REQUIREMENTS: Sort through the entries below and pull out lines containing the word "bottom".

DATA RECORDS:
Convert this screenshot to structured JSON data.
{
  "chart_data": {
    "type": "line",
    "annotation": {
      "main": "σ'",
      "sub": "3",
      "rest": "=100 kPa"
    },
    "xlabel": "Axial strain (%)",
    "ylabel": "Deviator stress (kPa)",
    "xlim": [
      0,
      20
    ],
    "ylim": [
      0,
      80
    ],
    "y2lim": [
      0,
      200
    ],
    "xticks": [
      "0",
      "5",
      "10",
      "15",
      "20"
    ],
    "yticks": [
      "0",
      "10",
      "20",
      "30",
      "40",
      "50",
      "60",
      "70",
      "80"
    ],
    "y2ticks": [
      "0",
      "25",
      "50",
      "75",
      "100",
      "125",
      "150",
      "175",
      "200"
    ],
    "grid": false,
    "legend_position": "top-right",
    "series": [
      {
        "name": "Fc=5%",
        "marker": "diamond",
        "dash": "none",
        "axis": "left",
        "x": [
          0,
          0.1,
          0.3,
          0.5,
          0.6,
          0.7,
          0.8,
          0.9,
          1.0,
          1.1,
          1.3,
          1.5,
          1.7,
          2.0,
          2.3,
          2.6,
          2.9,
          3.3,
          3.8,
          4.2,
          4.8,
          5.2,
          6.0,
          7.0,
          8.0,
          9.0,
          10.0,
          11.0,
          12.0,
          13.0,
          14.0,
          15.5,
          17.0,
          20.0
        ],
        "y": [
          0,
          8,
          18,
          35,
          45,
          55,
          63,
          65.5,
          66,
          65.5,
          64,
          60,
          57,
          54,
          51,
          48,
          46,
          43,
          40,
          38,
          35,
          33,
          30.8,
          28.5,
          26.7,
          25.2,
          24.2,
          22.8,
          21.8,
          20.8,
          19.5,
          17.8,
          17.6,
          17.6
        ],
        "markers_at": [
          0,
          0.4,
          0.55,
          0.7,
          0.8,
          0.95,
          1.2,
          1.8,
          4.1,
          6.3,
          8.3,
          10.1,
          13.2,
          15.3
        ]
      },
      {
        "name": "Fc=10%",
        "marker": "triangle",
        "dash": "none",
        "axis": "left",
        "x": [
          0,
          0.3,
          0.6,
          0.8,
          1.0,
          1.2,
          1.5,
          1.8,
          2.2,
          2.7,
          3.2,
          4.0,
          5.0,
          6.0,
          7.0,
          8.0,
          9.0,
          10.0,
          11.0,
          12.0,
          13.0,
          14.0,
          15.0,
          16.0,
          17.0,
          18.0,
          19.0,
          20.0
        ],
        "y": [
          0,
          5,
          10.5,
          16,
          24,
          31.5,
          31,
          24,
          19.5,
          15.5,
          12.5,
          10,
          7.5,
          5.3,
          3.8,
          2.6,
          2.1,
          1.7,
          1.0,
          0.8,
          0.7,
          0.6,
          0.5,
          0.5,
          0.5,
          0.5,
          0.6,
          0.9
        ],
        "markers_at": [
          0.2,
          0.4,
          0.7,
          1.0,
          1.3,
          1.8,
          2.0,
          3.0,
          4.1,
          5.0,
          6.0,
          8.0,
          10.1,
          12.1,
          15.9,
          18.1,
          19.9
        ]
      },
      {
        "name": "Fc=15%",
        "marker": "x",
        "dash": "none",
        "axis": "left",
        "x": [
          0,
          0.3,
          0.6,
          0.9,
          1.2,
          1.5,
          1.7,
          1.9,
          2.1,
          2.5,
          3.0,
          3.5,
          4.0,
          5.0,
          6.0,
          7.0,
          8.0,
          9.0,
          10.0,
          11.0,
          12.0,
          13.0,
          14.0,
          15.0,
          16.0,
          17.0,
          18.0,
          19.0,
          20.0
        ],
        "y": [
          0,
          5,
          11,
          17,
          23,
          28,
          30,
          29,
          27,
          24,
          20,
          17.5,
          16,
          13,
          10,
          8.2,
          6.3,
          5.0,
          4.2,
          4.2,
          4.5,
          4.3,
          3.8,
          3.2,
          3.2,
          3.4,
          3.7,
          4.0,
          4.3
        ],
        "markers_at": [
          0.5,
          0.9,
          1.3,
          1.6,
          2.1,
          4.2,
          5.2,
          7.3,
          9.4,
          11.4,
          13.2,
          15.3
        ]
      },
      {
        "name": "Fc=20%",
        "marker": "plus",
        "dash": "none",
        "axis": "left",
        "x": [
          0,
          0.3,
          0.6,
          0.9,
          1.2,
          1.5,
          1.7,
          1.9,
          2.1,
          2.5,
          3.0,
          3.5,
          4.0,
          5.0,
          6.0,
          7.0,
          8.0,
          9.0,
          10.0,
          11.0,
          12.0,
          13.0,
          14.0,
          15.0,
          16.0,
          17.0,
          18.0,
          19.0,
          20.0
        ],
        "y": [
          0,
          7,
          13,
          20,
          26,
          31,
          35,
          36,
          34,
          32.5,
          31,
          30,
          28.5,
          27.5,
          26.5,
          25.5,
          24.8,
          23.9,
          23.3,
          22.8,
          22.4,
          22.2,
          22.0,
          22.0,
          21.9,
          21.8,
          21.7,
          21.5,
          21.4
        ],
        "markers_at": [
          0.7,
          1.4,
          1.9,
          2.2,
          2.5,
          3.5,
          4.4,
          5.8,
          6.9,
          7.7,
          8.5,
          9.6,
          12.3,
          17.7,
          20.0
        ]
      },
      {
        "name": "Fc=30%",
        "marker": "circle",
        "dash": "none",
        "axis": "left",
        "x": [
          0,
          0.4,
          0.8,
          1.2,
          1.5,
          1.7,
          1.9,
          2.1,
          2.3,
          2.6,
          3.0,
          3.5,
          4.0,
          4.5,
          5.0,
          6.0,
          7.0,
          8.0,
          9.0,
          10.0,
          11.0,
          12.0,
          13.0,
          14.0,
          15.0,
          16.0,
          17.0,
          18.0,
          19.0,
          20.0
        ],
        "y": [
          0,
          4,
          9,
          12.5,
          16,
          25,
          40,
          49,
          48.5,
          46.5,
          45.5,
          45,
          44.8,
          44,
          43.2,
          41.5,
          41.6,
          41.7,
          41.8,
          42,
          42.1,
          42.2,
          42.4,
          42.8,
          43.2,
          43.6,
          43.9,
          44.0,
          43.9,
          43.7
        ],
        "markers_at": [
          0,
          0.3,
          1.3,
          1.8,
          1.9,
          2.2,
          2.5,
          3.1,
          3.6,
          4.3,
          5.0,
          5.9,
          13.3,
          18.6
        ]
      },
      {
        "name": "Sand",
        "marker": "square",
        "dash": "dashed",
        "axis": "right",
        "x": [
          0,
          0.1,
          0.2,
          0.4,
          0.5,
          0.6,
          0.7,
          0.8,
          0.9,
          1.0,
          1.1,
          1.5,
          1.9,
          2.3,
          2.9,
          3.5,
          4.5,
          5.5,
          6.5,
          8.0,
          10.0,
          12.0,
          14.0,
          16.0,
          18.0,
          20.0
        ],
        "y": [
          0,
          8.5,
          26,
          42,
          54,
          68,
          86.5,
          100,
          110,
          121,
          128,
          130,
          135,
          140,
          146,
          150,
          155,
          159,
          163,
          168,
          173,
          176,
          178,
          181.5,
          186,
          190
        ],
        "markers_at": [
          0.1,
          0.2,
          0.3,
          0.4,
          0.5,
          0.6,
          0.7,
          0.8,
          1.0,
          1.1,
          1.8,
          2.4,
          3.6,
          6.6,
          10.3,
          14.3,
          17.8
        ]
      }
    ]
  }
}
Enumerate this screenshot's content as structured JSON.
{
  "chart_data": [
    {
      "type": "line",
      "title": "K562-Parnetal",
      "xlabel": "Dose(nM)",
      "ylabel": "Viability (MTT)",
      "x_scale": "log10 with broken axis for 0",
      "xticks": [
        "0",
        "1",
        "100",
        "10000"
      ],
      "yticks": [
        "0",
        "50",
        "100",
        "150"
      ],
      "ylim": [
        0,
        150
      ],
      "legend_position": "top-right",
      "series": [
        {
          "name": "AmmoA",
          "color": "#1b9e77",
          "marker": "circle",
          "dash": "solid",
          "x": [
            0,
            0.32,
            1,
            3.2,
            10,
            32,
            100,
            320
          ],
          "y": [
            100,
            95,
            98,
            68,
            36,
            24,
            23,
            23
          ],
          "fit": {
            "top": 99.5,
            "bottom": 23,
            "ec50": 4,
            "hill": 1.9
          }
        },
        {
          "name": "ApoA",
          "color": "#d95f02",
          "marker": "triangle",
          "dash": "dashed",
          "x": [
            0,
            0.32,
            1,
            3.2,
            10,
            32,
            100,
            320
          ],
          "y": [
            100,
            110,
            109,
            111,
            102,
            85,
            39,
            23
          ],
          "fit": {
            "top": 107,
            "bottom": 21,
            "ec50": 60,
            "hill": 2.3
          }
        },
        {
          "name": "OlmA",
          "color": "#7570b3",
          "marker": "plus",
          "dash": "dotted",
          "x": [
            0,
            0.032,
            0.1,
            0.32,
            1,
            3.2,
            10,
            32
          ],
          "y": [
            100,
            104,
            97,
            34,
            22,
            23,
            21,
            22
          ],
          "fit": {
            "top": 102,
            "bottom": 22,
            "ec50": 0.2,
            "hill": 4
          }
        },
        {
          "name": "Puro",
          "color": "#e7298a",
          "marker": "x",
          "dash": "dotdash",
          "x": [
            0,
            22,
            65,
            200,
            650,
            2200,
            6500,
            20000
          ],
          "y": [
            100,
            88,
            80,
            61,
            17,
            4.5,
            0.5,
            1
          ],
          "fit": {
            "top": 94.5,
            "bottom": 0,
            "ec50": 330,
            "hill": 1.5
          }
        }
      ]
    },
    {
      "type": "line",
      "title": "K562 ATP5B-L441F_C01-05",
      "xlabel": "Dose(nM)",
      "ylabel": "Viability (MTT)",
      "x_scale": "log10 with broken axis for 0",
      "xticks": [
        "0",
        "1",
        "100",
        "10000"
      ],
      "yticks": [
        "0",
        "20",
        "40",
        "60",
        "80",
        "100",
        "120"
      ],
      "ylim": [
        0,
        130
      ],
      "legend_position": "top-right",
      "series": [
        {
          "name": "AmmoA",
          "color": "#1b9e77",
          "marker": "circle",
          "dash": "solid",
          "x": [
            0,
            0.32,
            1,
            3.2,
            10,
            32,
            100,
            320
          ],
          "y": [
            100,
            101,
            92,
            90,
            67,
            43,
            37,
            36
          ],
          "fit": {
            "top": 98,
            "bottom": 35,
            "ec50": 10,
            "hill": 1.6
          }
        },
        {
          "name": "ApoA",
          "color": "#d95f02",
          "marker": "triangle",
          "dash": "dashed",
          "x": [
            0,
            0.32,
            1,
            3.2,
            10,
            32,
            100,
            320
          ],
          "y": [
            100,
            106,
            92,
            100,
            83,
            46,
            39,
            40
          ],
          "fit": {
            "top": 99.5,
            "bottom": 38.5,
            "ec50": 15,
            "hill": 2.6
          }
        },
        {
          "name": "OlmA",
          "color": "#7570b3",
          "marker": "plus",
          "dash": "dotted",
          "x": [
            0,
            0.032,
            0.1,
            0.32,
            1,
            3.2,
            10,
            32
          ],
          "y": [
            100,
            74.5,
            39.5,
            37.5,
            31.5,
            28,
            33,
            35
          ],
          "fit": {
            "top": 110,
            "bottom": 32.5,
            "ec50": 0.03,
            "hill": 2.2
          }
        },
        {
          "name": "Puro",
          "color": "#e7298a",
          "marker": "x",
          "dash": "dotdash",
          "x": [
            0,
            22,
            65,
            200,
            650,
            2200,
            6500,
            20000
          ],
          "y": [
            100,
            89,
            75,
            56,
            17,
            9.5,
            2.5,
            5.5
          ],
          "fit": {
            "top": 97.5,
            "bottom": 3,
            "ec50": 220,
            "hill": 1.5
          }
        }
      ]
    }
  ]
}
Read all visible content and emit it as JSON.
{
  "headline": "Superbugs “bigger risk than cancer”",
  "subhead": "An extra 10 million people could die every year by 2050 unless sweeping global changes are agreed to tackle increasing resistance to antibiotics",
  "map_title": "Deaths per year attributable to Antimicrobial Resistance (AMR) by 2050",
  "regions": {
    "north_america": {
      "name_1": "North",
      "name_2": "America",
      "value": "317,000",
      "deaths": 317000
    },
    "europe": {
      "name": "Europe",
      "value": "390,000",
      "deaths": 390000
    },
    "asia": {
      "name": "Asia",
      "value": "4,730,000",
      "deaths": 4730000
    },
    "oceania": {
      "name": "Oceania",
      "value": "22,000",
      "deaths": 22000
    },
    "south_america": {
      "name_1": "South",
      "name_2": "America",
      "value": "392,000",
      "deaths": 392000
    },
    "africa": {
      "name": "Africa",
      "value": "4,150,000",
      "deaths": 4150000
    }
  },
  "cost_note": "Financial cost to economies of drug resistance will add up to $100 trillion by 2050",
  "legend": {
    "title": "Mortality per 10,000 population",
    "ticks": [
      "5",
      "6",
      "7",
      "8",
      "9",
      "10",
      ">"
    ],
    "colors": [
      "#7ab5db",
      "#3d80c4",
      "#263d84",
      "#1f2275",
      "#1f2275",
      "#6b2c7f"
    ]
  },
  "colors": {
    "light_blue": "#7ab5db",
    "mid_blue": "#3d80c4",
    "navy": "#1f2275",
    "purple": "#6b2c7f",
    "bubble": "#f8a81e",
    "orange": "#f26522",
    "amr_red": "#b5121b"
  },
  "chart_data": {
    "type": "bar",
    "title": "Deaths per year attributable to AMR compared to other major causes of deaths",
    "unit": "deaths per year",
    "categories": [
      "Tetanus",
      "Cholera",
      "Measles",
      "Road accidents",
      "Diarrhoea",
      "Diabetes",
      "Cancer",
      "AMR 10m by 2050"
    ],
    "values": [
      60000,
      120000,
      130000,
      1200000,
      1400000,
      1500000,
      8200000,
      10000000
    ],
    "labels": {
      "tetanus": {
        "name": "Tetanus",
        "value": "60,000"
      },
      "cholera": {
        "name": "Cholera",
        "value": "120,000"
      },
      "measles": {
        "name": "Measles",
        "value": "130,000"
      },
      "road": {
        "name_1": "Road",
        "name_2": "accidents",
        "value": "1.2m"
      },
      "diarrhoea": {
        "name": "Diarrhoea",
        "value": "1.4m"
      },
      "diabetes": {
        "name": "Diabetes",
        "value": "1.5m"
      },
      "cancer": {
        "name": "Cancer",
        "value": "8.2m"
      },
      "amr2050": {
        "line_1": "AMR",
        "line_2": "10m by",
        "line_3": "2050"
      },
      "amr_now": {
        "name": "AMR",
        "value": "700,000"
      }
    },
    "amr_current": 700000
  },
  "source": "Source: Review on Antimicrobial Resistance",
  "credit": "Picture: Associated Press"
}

IN RESPONSE:
            "bottom": 23,
            "bottom": 21,
            "bottom": 22,
            "bottom": 0,
            "bottom": 35,
            "bottom": 38.5,
            "bottom": 32.5,
            "bottom": 3,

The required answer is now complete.